_Aim_
Return the full material exactly.

A block of data:
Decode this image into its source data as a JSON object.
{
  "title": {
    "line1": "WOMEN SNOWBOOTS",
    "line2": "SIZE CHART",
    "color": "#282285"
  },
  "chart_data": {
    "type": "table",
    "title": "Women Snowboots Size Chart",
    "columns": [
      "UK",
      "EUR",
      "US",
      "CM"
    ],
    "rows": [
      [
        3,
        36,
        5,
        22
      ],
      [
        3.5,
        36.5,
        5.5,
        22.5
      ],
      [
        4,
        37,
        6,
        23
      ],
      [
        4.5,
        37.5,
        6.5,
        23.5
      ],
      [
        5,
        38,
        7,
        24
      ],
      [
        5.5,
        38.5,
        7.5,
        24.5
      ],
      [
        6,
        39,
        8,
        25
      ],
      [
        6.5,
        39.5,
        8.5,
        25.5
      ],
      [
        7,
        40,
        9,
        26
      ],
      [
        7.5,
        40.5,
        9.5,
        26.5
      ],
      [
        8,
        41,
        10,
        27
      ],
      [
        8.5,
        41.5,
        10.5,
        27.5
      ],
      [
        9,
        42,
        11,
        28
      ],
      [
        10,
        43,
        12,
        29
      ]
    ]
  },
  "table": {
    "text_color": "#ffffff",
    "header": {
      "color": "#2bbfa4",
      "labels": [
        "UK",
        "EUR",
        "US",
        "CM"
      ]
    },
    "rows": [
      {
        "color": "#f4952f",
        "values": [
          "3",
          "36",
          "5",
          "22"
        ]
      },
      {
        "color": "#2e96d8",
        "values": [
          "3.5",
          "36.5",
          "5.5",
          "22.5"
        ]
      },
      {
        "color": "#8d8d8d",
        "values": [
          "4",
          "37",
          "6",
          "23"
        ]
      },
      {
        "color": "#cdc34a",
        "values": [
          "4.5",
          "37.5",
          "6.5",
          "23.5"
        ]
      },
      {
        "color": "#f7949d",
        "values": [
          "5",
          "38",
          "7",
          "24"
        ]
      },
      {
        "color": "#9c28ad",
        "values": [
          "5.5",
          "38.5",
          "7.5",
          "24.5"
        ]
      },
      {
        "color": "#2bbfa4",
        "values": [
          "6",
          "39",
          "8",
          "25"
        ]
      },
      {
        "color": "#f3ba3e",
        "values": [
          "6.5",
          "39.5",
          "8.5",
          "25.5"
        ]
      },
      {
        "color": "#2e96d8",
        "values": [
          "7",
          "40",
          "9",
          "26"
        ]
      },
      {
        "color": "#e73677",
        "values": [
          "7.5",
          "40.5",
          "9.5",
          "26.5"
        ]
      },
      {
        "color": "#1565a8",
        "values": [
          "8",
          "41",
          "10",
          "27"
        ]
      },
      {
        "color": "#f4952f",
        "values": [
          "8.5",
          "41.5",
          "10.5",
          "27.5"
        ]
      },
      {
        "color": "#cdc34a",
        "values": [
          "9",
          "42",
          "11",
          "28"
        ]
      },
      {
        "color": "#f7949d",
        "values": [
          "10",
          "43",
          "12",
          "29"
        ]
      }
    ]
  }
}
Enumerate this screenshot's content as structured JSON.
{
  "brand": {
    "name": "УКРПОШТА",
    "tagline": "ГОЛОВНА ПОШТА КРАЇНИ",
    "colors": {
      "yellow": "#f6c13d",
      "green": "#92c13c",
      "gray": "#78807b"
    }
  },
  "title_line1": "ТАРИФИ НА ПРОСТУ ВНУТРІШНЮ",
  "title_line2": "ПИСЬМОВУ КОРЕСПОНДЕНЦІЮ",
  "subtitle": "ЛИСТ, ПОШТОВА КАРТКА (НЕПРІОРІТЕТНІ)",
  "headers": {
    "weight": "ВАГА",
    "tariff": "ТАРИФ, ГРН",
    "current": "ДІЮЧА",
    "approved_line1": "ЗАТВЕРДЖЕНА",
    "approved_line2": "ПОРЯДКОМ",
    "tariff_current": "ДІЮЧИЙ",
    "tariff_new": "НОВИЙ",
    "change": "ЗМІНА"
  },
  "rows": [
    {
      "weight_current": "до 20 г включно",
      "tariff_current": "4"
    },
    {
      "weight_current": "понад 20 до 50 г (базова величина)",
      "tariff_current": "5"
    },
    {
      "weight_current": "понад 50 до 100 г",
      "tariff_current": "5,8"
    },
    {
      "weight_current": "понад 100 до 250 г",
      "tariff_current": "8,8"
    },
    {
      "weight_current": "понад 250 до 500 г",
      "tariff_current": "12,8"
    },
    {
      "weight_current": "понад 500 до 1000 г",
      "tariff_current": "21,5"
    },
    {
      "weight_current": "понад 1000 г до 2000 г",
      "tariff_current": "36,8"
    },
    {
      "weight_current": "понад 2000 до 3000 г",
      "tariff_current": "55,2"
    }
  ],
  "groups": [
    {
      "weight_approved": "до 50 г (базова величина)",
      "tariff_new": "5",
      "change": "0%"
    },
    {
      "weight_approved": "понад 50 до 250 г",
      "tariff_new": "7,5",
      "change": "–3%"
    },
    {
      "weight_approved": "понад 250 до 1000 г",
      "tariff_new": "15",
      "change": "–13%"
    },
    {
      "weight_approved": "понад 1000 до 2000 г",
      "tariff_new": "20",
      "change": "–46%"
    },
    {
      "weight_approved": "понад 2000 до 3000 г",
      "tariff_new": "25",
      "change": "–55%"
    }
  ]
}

_Answer to the task_
Decode this image into its source data as a JSON object.
{
  "title": {
    "line1": "WOMEN SNOWBOOTS",
    "line2": "SIZE CHART",
    "color": "#282285"
  },
  "chart_data": {
    "type": "table",
    "title": "Women Snowboots Size Chart",
    "columns": [
      "UK",
      "EUR",
      "US",
      "CM"
    ],
    "rows": [
      [
        3,
        36,
        5,
        22
      ],
      [
        3.5,
        36.5,
        5.5,
        22.5
      ],
      [
        4,
        37,
        6,
        23
      ],
      [
        4.5,
        37.5,
        6.5,
        23.5
      ],
      [
        5,
        38,
        7,
        24
      ],
      [
        5.5,
        38.5,
        7.5,
        24.5
      ],
      [
        6,
        39,
        8,
        25
      ],
      [
        6.5,
        39.5,
        8.5,
        25.5
      ],
      [
        7,
        40,
        9,
        26
      ],
      [
        7.5,
        40.5,
        9.5,
        26.5
      ],
      [
        8,
        41,
        10,
        27
      ],
      [
        8.5,
        41.5,
        10.5,
        27.5
      ],
      [
        9,
        42,
        11,
        28
      ],
      [
        10,
        43,
        12,
        29
      ]
    ]
  },
  "table": {
    "text_color": "#ffffff",
    "header": {
      "color": "#2bbfa4",
      "labels": [
        "UK",
        "EUR",
        "US",
        "CM"
      ]
    },
    "rows": [
      {
        "color": "#f4952f",
        "values": [
          "3",
          "36",
          "5",
          "22"
        ]
      },
      {
        "color": "#2e96d8",
        "values": [
          "3.5",
          "36.5",
          "5.5",
          "22.5"
        ]
      },
      {
        "color": "#8d8d8d",
        "values": [
          "4",
          "37",
          "6",
          "23"
        ]
      },
      {
        "color": "#cdc34a",
        "values": [
          "4.5",
          "37.5",
          "6.5",
          "23.5"
        ]
      },
      {
        "color": "#f7949d",
        "values": [
          "5",
          "38",
          "7",
          "24"
        ]
      },
      {
        "color": "#9c28ad",
        "values": [
          "5.5",
          "38.5",
          "7.5",
          "24.5"
        ]
      },
      {
        "color": "#2bbfa4",
        "values": [
          "6",
          "39",
          "8",
          "25"
        ]
      },
      {
        "color": "#f3ba3e",
        "values": [
          "6.5",
          "39.5",
          "8.5",
          "25.5"
        ]
      },
      {
        "color": "#2e96d8",
        "values": [
          "7",
          "40",
          "9",
          "26"
        ]
      },
      {
        "color": "#e73677",
        "values": [
          "7.5",
          "40.5",
          "9.5",
          "26.5"
        ]
      },
      {
        "color": "#1565a8",
        "values": [
          "8",
          "41",
          "10",
          "27"
        ]
      },
      {
        "color": "#f4952f",
        "values": [
          "8.5",
          "41.5",
          "10.5",
          "27.5"
        ]
      },
      {
        "color": "#cdc34a",
        "values": [
          "9",
          "42",
          "11",
          "28"
        ]
      },
      {
        "color": "#f7949d",
        "values": [
          "10",
          "43",
          "12",
          "29"
        ]
      }
    ]
  }
}
Enumerate this screenshot's content as structured JSON.
{
  "brand": {
    "name": "УКРПОШТА",
    "tagline": "ГОЛОВНА ПОШТА КРАЇНИ",
    "colors": {
      "yellow": "#f6c13d",
      "green": "#92c13c",
      "gray": "#78807b"
    }
  },
  "title_line1": "ТАРИФИ НА ПРОСТУ ВНУТРІШНЮ",
  "title_line2": "ПИСЬМОВУ КОРЕСПОНДЕНЦІЮ",
  "subtitle": "ЛИСТ, ПОШТОВА КАРТКА (НЕПРІОРІТЕТНІ)",
  "headers": {
    "weight": "ВАГА",
    "tariff": "ТАРИФ, ГРН",
    "current": "ДІЮЧА",
    "approved_line1": "ЗАТВЕРДЖЕНА",
    "approved_line2": "ПОРЯДКОМ",
    "tariff_current": "ДІЮЧИЙ",
    "tariff_new": "НОВИЙ",
    "change": "ЗМІНА"
  },
  "rows": [
    {
      "weight_current": "до 20 г включно",
      "tariff_current": "4"
    },
    {
      "weight_current": "понад 20 до 50 г (базова величина)",
      "tariff_current": "5"
    },
    {
      "weight_current": "понад 50 до 100 г",
      "tariff_current": "5,8"
    },
    {
      "weight_current": "понад 100 до 250 г",
      "tariff_current": "8,8"
    },
    {
      "weight_current": "понад 250 до 500 г",
      "tariff_current": "12,8"
    },
    {
      "weight_current": "понад 500 до 1000 г",
      "tariff_current": "21,5"
    },
    {
      "weight_current": "понад 1000 г до 2000 г",
      "tariff_current": "36,8"
    },
    {
      "weight_current": "понад 2000 до 3000 г",
      "tariff_current": "55,2"
    }
  ],
  "groups": [
    {
      "weight_approved": "до 50 г (базова величина)",
      "tariff_new": "5",
      "change": "0%"
    },
    {
      "weight_approved": "понад 50 до 250 г",
      "tariff_new": "7,5",
      "change": "–3%"
    },
    {
      "weight_approved": "понад 250 до 1000 г",
      "tariff_new": "15",
      "change": "–13%"
    },
    {
      "weight_approved": "понад 1000 до 2000 г",
      "tariff_new": "20",
      "change": "–46%"
    },
    {
      "weight_approved": "понад 2000 до 3000 г",
      "tariff_new": "25",
      "change": "–55%"
    }
  ]
}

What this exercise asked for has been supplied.